# start of Dataset records

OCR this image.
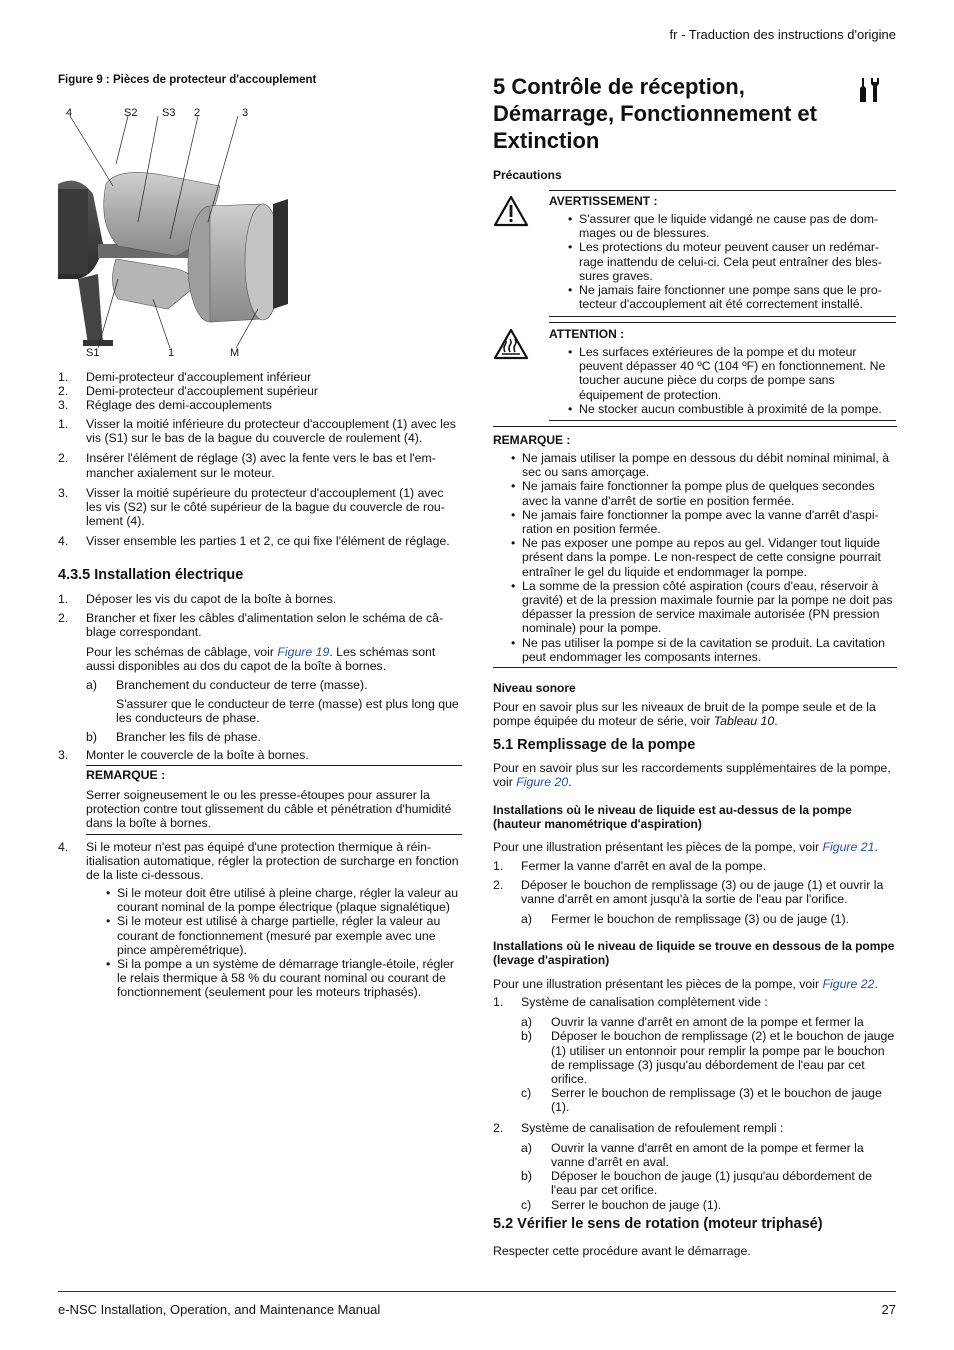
fr - Traduction des instructions d'origine
Figure 9 : Pièces de protecteur d'accouplement
4	S2 S3 2	3
S1	1	M
1. Demi-protecteur d'accouplement inférieur
2. Demi-protecteur d'accouplement supérieur
3. Réglage des demi-accouplements
1. Visser la moitié inférieure du protecteur d'accouplement (1) avec les vis (S1) sur le bas de la bague du couvercle de roulement (4).
2. Insérer l'élément de réglage (3) avec la fente vers le bas et l'emmancher axialement sur le moteur.
3. Visser la moitié supérieure du protecteur d'accouplement (1) avec les vis (S2) sur le côté supérieur de la bague du couvercle de roulement (4).
4. Visser ensemble les parties 1 et 2, ce qui fixe l'élément de réglage.
4.3.5 Installation électrique
1. Déposer les vis du capot de la boîte à bornes.
2. Brancher et fixer les câbles d'alimentation selon le schéma de câblage correspondant.
Pour les schémas de câblage, voir Figure 19. Les schémas sont aussi disponibles au dos du capot de la boîte à bornes.
a) Branchement du conducteur de terre (masse).
S'assurer que le conducteur de terre (masse) est plus long que les conducteurs de phase.
b) Brancher les fils de phase.
3. Monter le couvercle de la boîte à bornes.
REMARQUE :
Serrer soigneusement le ou les presse-étoupes pour assurer la protection contre tout glissement du câble et pénétration d'humidité dans la boîte à bornes.
4. Si le moteur n'est pas équipé d'une protection thermique à réinitialisation automatique, régler la protection de surcharge en fonction de la liste ci-dessous.
• Si le moteur doit être utilisé à pleine charge, régler la valeur au courant nominal de la pompe électrique (plaque signalétique)
• Si le moteur est utilisé à charge partielle, régler la valeur au courant de fonctionnement (mesuré par exemple avec une pince ampèremétrique).
• Si la pompe a un système de démarrage triangle-étoile, régler le relais thermique à 58 % du courant nominal ou courant de fonctionnement (seulement pour les moteurs triphasés).
5 Contrôle de réception, Démarrage, Fonctionnement et Extinction
Précautions
AVERTISSEMENT :
• S'assurer que le liquide vidangé ne cause pas de dommages ou de blessures.
• Les protections du moteur peuvent causer un redémarrage inattendu de celui-ci. Cela peut entraîner des blessures graves.
• Ne jamais faire fonctionner une pompe sans que le protecteur d'accouplement ait été correctement installé.
ATTENTION :
• Les surfaces extérieures de la pompe et du moteur peuvent dépasser 40 ºC (104 ºF) en fonctionnement. Ne toucher aucune pièce du corps de pompe sans équipement de protection.
• Ne stocker aucun combustible à proximité de la pompe.
REMARQUE :
• Ne jamais utiliser la pompe en dessous du débit nominal minimal, à sec ou sans amorçage.
• Ne jamais faire fonctionner la pompe plus de quelques secondes avec la vanne d'arrêt de sortie en position fermée.
• Ne jamais faire fonctionner la pompe avec la vanne d'arrêt d'aspiration en position fermée.
• Ne pas exposer une pompe au repos au gel. Vidanger tout liquide présent dans la pompe. Le non-respect de cette consigne pourrait entraîner le gel du liquide et endommager la pompe.
• La somme de la pression côté aspiration (cours d'eau, réservoir à gravité) et de la pression maximale fournie par la pompe ne doit pas dépasser la pression de service maximale autorisée (PN pression nominale) pour la pompe.
• Ne pas utiliser la pompe si de la cavitation se produit. La cavitation peut endommager les composants internes.
Niveau sonore
Pour en savoir plus sur les niveaux de bruit de la pompe seule et de la pompe équipée du moteur de série, voir Tableau 10.
5.1 Remplissage de la pompe
Pour en savoir plus sur les raccordements supplémentaires de la pompe, voir Figure 20.
Installations où le niveau de liquide est au-dessus de la pompe (hauteur manométrique d'aspiration)
Pour une illustration présentant les pièces de la pompe, voir Figure 21.
1. Fermer la vanne d'arrêt en aval de la pompe.
2. Déposer le bouchon de remplissage (3) ou de jauge (1) et ouvrir la vanne d'arrêt en amont jusqu'à la sortie de l'eau par l'orifice.
a) Fermer le bouchon de remplissage (3) ou de jauge (1).
Installations où le niveau de liquide se trouve en dessous de la pompe (levage d'aspiration)
Pour une illustration présentant les pièces de la pompe, voir Figure 22.
1. Système de canalisation complètement vide :
a) Ouvrir la vanne d'arrêt en amont de la pompe et fermer la
b) Déposer le bouchon de remplissage (2) et le bouchon de jauge (1) utiliser un entonnoir pour remplir la pompe par le bouchon de remplissage (3) jusqu'au débordement de l'eau par cet orifice.
c) Serrer le bouchon de remplissage (3) et le bouchon de jauge (1).
2. Système de canalisation de refoulement rempli :
a) Ouvrir la vanne d'arrêt en amont de la pompe et fermer la vanne d'arrêt en aval.
b) Déposer le bouchon de jauge (1) jusqu'au débordement de l'eau par cet orifice.
c) Serrer le bouchon de jauge (1).
5.2 Vérifier le sens de rotation (moteur triphasé)
Respecter cette procédure avant le démarrage.
e-NSC Installation, Operation, and Maintenance Manual	27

# end of Dataset records

Task requirements
Pictures are to be left out; repeat all the remaining data exactly.

Solution to the exercise
OCR this image.
fr - Traduction des instructions d'origine
Figure 9 : Pièces de protecteur d'accouplement
4	S2 S3 2	3
S1	1	M
1. Demi-protecteur d'accouplement inférieur
2. Demi-protecteur d'accouplement supérieur
3. Réglage des demi-accouplements
1. Visser la moitié inférieure du protecteur d'accouplement (1) avec les vis (S1) sur le bas de la bague du couvercle de roulement (4).
2. Insérer l'élément de réglage (3) avec la fente vers le bas et l'emmancher axialement sur le moteur.
3. Visser la moitié supérieure du protecteur d'accouplement (1) avec les vis (S2) sur le côté supérieur de la bague du couvercle de roulement (4).
4. Visser ensemble les parties 1 et 2, ce qui fixe l'élément de réglage.
4.3.5 Installation électrique
1. Déposer les vis du capot de la boîte à bornes.
2. Brancher et fixer les câbles d'alimentation selon le schéma de câblage correspondant.
Pour les schémas de câblage, voir Figure 19. Les schémas sont aussi disponibles au dos du capot de la boîte à bornes.
a) Branchement du conducteur de terre (masse).
S'assurer que le conducteur de terre (masse) est plus long que les conducteurs de phase.
b) Brancher les fils de phase.
3. Monter le couvercle de la boîte à bornes.
REMARQUE :
Serrer soigneusement le ou les presse-étoupes pour assurer la protection contre tout glissement du câble et pénétration d'humidité dans la boîte à bornes.
4. Si le moteur n'est pas équipé d'une protection thermique à réinitialisation automatique, régler la protection de surcharge en fonction de la liste ci-dessous.
• Si le moteur doit être utilisé à pleine charge, régler la valeur au courant nominal de la pompe électrique (plaque signalétique)
• Si le moteur est utilisé à charge partielle, régler la valeur au courant de fonctionnement (mesuré par exemple avec une pince ampèremétrique).
• Si la pompe a un système de démarrage triangle-étoile, régler le relais thermique à 58 % du courant nominal ou courant de fonctionnement (seulement pour les moteurs triphasés).
5 Contrôle de réception, Démarrage, Fonctionnement et Extinction
Précautions
AVERTISSEMENT :
• S'assurer que le liquide vidangé ne cause pas de dommages ou de blessures.
• Les protections du moteur peuvent causer un redémarrage inattendu de celui-ci. Cela peut entraîner des blessures graves.
• Ne jamais faire fonctionner une pompe sans que le protecteur d'accouplement ait été correctement installé.
ATTENTION :
• Les surfaces extérieures de la pompe et du moteur peuvent dépasser 40 ºC (104 ºF) en fonctionnement. Ne toucher aucune pièce du corps de pompe sans équipement de protection.
• Ne stocker aucun combustible à proximité de la pompe.
REMARQUE :
• Ne jamais utiliser la pompe en dessous du débit nominal minimal, à sec ou sans amorçage.
• Ne jamais faire fonctionner la pompe plus de quelques secondes avec la vanne d'arrêt de sortie en position fermée.
• Ne jamais faire fonctionner la pompe avec la vanne d'arrêt d'aspiration en position fermée.
• Ne pas exposer une pompe au repos au gel. Vidanger tout liquide présent dans la pompe. Le non-respect de cette consigne pourrait entraîner le gel du liquide et endommager la pompe.
• La somme de la pression côté aspiration (cours d'eau, réservoir à gravité) et de la pression maximale fournie par la pompe ne doit pas dépasser la pression de service maximale autorisée (PN pression nominale) pour la pompe.
• Ne pas utiliser la pompe si de la cavitation se produit. La cavitation peut endommager les composants internes.
Niveau sonore
Pour en savoir plus sur les niveaux de bruit de la pompe seule et de la pompe équipée du moteur de série, voir Tableau 10.
5.1 Remplissage de la pompe
Pour en savoir plus sur les raccordements supplémentaires de la pompe, voir Figure 20.
Installations où le niveau de liquide est au-dessus de la pompe (hauteur manométrique d'aspiration)
Pour une illustration présentant les pièces de la pompe, voir Figure 21.
1. Fermer la vanne d'arrêt en aval de la pompe.
2. Déposer le bouchon de remplissage (3) ou de jauge (1) et ouvrir la vanne d'arrêt en amont jusqu'à la sortie de l'eau par l'orifice.
a) Fermer le bouchon de remplissage (3) ou de jauge (1).
Installations où le niveau de liquide se trouve en dessous de la pompe (levage d'aspiration)
Pour une illustration présentant les pièces de la pompe, voir Figure 22.
1. Système de canalisation complètement vide :
a) Ouvrir la vanne d'arrêt en amont de la pompe et fermer la
b) Déposer le bouchon de remplissage (2) et le bouchon de jauge (1) utiliser un entonnoir pour remplir la pompe par le bouchon de remplissage (3) jusqu'au débordement de l'eau par cet orifice.
c) Serrer le bouchon de remplissage (3) et le bouchon de jauge (1).
2. Système de canalisation de refoulement rempli :
a) Ouvrir la vanne d'arrêt en amont de la pompe et fermer la vanne d'arrêt en aval.
b) Déposer le bouchon de jauge (1) jusqu'au débordement de l'eau par cet orifice.
c) Serrer le bouchon de jauge (1).
5.2 Vérifier le sens de rotation (moteur triphasé)
Respecter cette procédure avant le démarrage.
e-NSC Installation, Operation, and Maintenance Manual	27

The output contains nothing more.